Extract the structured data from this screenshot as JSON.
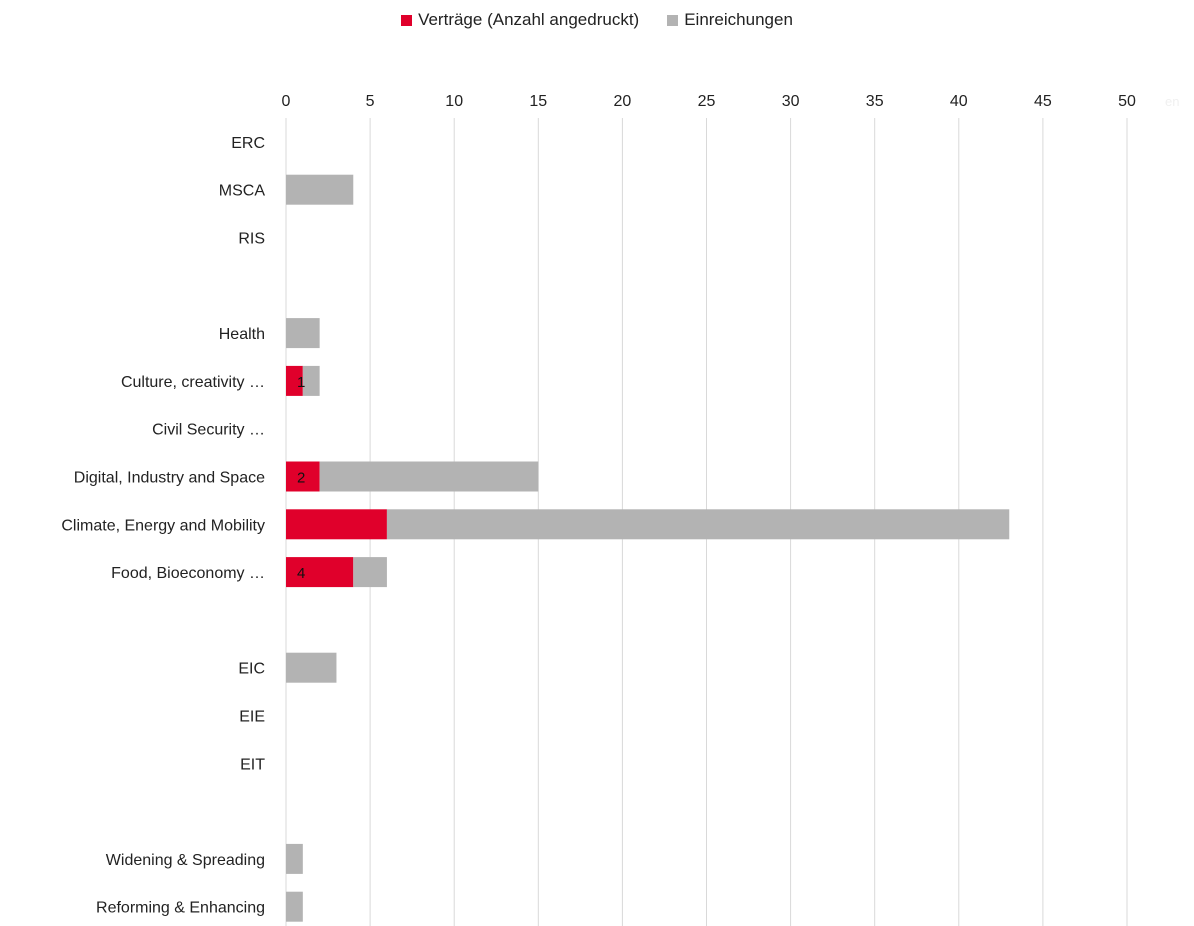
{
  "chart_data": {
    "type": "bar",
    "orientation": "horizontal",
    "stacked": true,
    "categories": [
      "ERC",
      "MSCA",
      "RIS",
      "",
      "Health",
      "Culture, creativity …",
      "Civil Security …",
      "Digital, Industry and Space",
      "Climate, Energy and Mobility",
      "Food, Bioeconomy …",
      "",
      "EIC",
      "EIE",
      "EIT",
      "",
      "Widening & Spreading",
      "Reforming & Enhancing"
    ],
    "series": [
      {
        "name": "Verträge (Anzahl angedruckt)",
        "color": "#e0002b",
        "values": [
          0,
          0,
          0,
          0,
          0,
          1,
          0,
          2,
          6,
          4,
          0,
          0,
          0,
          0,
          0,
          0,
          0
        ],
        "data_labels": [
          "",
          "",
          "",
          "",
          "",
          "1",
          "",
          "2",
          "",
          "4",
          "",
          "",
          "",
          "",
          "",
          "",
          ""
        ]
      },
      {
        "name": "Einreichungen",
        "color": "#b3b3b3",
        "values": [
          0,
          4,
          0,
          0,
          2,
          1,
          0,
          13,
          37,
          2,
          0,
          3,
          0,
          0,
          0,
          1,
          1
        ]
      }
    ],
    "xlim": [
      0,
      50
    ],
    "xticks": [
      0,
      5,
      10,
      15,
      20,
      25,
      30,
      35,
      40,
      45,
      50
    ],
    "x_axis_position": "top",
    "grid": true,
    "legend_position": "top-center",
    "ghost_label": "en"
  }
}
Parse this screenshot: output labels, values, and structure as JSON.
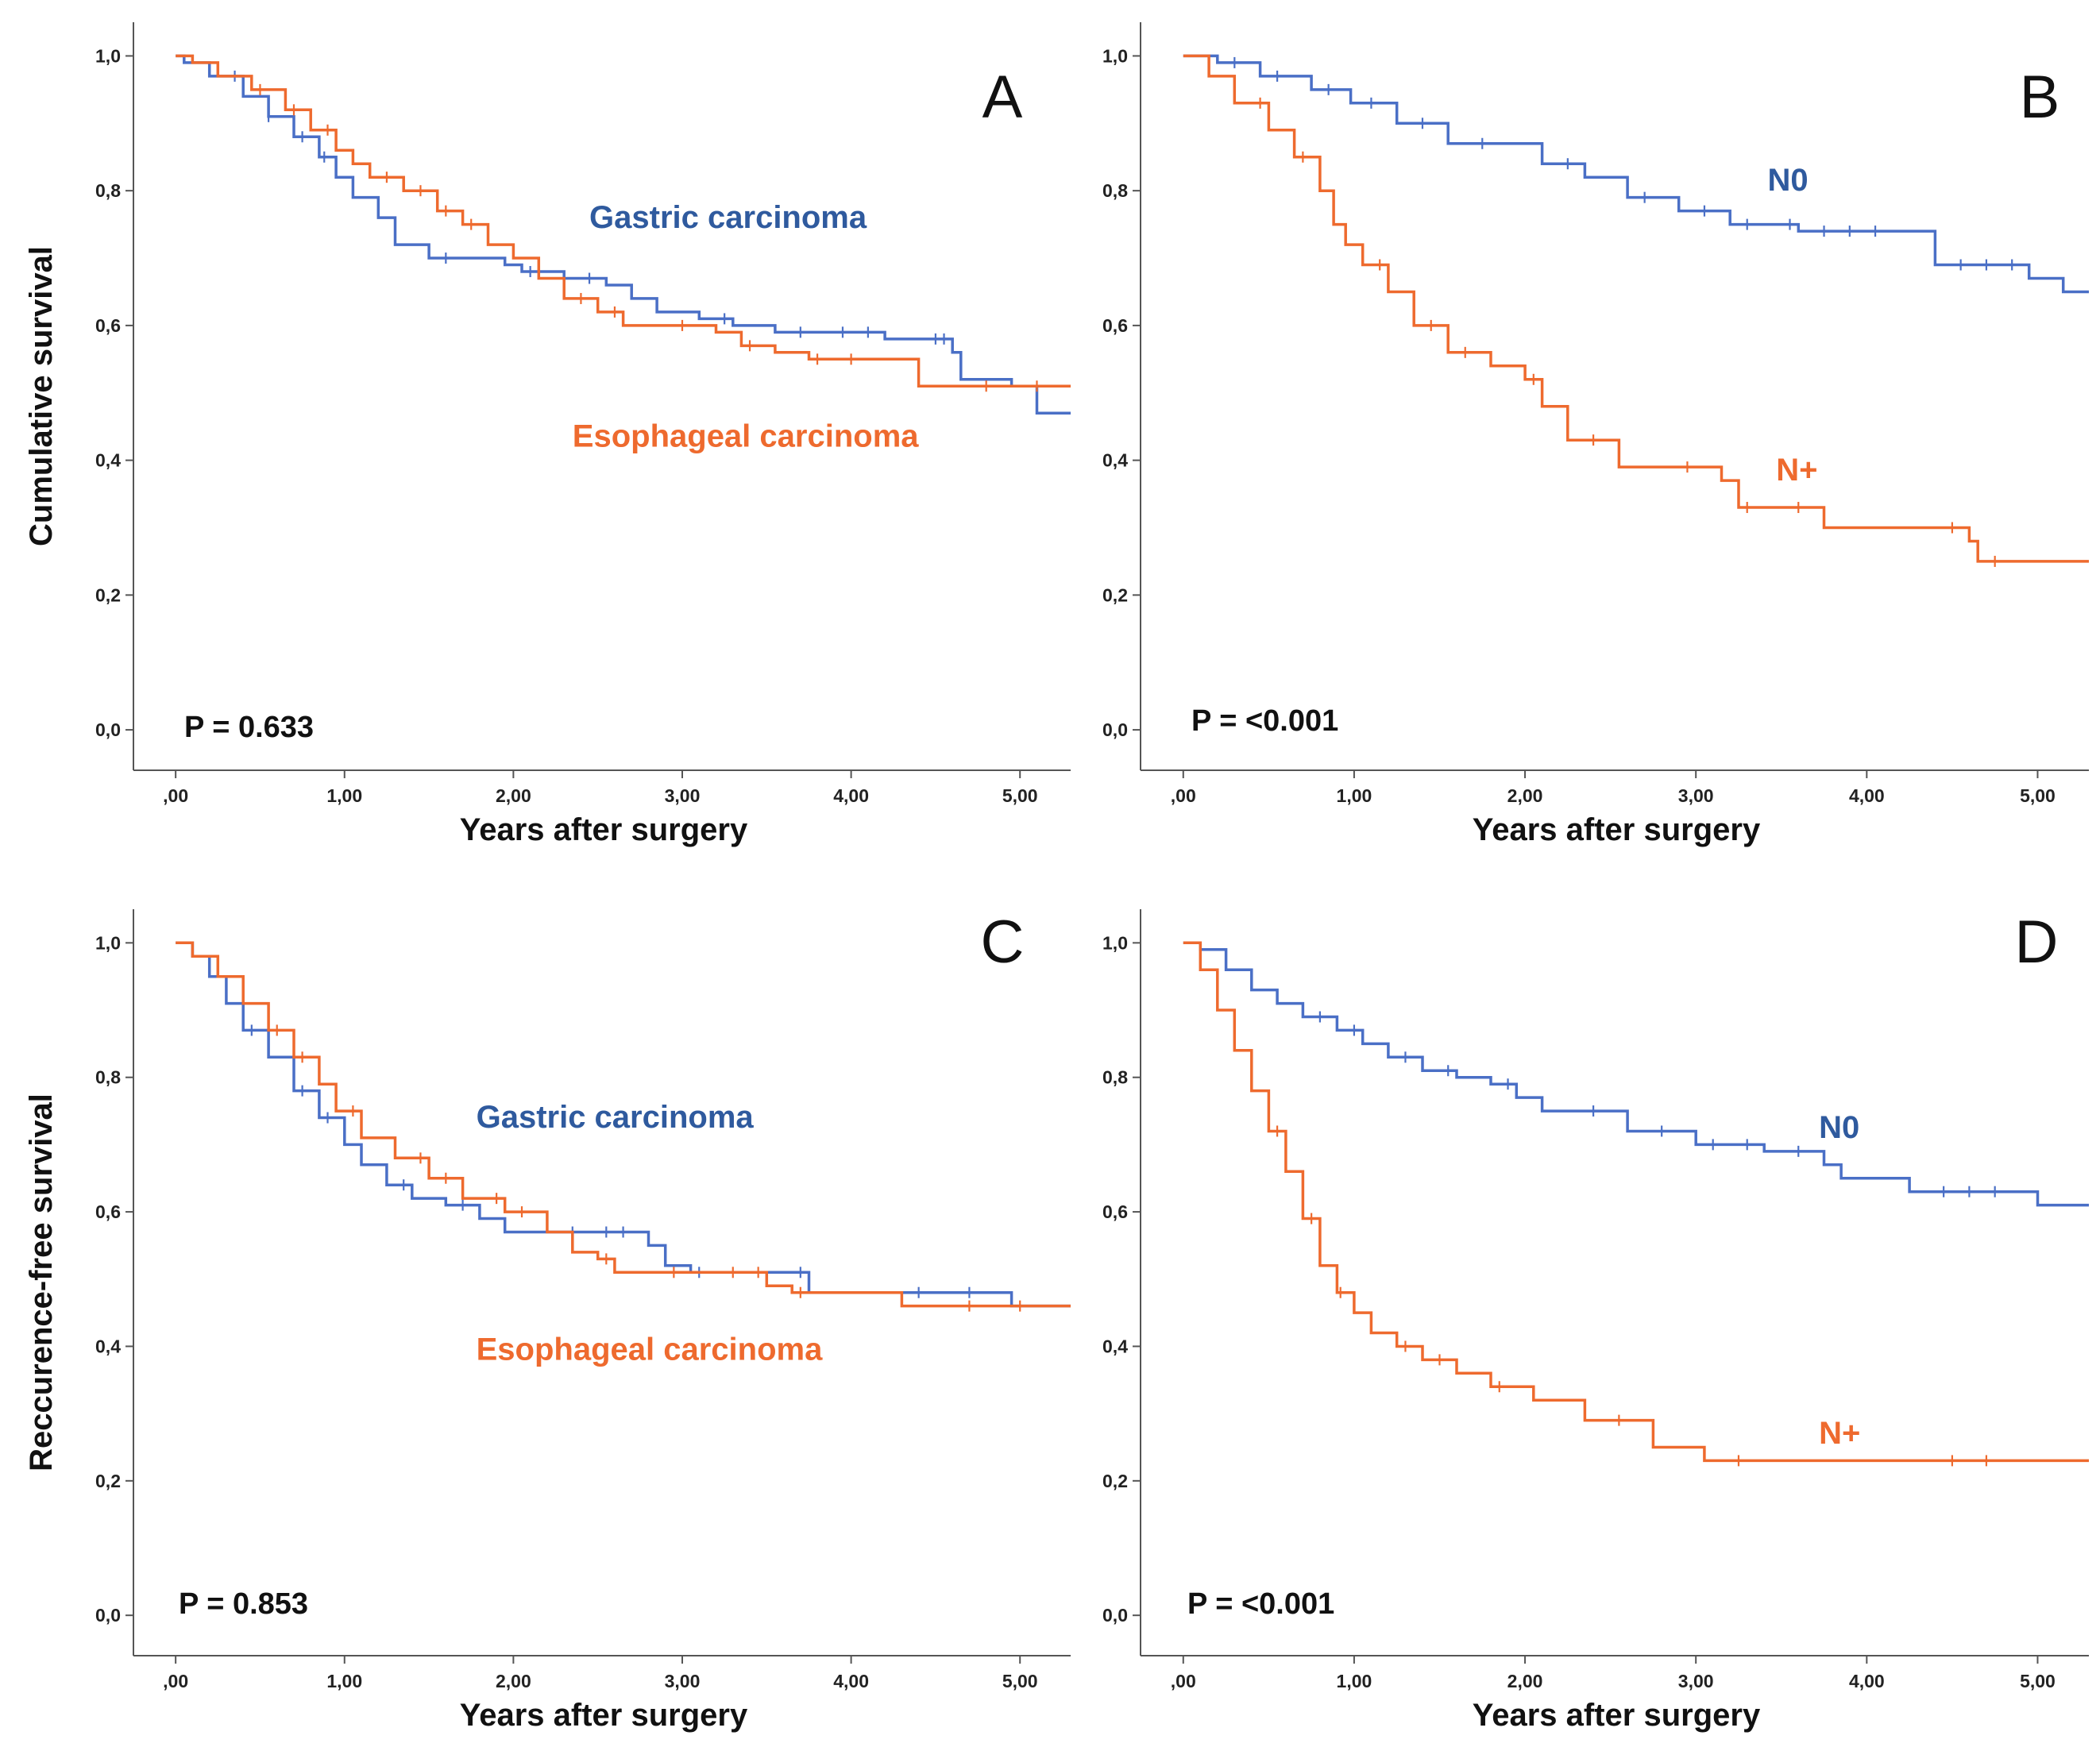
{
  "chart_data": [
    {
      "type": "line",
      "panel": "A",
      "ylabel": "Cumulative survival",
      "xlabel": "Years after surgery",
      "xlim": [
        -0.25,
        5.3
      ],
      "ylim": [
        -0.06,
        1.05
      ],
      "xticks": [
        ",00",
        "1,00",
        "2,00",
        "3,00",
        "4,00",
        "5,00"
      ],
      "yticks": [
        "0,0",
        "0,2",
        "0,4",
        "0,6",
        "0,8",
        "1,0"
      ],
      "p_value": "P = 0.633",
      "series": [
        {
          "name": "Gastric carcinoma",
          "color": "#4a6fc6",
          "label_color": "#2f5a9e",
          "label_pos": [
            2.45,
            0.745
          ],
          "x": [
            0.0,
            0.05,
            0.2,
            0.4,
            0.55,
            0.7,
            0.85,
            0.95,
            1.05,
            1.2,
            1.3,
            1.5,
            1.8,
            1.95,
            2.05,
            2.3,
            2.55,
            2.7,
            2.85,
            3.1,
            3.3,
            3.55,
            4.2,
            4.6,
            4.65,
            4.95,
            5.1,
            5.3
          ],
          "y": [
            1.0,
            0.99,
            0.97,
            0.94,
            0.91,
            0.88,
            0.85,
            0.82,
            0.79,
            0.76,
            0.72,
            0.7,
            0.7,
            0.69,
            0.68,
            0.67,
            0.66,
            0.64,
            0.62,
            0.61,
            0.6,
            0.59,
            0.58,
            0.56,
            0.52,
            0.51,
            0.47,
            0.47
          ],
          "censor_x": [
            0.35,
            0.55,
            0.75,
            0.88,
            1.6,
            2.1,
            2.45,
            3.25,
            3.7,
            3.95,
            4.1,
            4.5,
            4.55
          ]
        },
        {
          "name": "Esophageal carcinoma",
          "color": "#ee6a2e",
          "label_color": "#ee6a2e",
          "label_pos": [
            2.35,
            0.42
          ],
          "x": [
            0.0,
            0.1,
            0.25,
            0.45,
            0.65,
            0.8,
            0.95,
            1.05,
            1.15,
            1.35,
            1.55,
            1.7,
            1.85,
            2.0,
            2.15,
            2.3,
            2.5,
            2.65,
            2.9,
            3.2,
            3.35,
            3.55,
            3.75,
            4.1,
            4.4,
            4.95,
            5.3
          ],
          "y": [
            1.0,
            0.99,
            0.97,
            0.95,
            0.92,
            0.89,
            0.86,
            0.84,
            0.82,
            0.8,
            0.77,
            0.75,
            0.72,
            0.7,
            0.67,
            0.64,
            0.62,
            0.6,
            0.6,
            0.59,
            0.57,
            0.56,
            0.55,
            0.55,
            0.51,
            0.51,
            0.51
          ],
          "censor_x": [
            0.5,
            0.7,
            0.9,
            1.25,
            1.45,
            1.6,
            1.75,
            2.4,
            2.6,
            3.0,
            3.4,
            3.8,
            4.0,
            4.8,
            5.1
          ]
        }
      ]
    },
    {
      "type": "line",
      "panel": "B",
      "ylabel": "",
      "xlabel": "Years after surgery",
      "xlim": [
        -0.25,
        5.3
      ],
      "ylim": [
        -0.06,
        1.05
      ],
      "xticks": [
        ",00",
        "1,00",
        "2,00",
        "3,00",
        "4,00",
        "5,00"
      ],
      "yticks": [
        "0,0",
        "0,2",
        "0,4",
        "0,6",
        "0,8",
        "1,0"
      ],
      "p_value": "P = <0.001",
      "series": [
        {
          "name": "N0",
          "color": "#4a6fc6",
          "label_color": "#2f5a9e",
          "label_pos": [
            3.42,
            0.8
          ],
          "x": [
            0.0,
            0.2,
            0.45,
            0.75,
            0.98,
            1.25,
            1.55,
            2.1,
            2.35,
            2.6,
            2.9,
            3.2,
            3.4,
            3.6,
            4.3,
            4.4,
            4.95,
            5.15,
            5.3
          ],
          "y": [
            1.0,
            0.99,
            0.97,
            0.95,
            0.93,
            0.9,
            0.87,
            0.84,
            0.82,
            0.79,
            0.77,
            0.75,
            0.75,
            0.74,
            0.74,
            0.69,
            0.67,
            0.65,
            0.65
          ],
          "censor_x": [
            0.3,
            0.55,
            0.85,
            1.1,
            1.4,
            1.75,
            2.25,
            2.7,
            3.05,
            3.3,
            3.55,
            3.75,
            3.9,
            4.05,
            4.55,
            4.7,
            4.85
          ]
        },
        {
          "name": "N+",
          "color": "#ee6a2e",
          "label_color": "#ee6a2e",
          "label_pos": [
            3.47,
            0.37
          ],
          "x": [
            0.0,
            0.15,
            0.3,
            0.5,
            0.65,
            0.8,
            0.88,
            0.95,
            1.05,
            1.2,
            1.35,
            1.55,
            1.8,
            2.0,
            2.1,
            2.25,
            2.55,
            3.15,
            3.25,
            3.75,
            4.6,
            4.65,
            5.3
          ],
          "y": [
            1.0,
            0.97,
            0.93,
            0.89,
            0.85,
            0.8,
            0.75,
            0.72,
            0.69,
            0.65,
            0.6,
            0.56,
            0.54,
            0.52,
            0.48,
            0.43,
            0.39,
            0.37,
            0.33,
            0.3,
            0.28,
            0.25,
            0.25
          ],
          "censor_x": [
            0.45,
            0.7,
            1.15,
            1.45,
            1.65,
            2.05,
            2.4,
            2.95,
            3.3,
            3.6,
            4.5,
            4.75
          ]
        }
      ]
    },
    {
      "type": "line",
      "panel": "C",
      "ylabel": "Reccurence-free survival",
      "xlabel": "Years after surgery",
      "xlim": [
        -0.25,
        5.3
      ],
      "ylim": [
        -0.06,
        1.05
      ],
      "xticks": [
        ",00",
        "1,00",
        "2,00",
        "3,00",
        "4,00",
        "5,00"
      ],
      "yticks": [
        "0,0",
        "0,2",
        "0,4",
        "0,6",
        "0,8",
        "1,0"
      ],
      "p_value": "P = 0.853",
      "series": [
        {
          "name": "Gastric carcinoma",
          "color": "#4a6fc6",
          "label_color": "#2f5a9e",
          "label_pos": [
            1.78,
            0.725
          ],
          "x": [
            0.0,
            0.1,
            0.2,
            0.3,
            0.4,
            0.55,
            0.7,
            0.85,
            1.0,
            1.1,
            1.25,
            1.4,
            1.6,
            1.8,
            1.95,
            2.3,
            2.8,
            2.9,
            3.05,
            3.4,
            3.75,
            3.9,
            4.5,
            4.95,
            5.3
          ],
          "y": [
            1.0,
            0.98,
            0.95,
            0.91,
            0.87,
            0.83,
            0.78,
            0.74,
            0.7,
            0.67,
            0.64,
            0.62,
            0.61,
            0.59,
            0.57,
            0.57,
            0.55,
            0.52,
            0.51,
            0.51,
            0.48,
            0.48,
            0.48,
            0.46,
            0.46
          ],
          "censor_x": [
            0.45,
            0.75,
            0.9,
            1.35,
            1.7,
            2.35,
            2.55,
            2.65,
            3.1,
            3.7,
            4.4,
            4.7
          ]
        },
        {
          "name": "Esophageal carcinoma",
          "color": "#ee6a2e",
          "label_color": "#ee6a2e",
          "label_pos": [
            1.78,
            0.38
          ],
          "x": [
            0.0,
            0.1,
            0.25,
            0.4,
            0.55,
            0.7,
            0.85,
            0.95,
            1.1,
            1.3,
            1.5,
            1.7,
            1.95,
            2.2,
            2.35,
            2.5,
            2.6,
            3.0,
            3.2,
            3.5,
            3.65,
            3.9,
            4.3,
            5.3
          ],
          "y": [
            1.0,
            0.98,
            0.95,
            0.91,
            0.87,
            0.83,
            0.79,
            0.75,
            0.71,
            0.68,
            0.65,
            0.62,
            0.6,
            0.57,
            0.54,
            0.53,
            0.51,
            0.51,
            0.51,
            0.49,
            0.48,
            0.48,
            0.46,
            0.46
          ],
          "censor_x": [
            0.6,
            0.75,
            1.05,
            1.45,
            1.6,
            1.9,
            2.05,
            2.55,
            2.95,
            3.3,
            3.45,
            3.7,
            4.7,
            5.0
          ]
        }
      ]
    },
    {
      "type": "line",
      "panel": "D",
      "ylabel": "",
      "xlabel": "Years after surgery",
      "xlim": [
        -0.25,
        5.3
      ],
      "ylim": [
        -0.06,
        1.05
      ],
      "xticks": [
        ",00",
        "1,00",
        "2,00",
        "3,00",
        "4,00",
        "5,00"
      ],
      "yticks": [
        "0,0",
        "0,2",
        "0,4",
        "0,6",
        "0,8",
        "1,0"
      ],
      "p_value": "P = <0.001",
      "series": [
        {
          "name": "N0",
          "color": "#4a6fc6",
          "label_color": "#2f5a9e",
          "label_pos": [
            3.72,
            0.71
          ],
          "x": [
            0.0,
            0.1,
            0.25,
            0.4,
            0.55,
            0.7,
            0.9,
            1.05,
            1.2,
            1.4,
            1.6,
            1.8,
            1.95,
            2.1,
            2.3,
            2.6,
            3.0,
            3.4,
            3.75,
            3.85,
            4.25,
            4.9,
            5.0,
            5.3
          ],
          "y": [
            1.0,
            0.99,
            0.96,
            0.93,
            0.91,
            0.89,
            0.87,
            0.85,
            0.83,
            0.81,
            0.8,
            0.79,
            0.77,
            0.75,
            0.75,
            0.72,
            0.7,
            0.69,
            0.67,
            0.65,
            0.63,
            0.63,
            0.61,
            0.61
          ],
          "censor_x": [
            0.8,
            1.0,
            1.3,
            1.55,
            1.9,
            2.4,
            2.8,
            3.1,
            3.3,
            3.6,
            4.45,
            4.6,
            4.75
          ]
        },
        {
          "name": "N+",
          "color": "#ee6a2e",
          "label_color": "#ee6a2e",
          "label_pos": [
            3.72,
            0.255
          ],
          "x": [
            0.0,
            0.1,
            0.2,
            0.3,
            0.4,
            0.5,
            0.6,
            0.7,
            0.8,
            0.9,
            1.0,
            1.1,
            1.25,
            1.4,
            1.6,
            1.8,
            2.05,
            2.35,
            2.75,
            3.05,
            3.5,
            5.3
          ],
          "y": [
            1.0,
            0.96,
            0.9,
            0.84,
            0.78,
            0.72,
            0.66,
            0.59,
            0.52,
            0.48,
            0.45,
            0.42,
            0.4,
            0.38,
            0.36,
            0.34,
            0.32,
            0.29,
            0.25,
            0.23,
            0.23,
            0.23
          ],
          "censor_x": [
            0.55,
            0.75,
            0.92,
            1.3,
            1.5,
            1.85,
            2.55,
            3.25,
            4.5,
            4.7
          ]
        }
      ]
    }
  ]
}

------------------------------

=== DO THIS ===
Scan the material above for the word "ylabel". Copy each line where it occurs.

=== ANSWER TO THE TASK ===
      "ylabel": "Cumulative survival",
      "ylabel": "",
      "ylabel": "Reccurence-free survival",
      "ylabel": "",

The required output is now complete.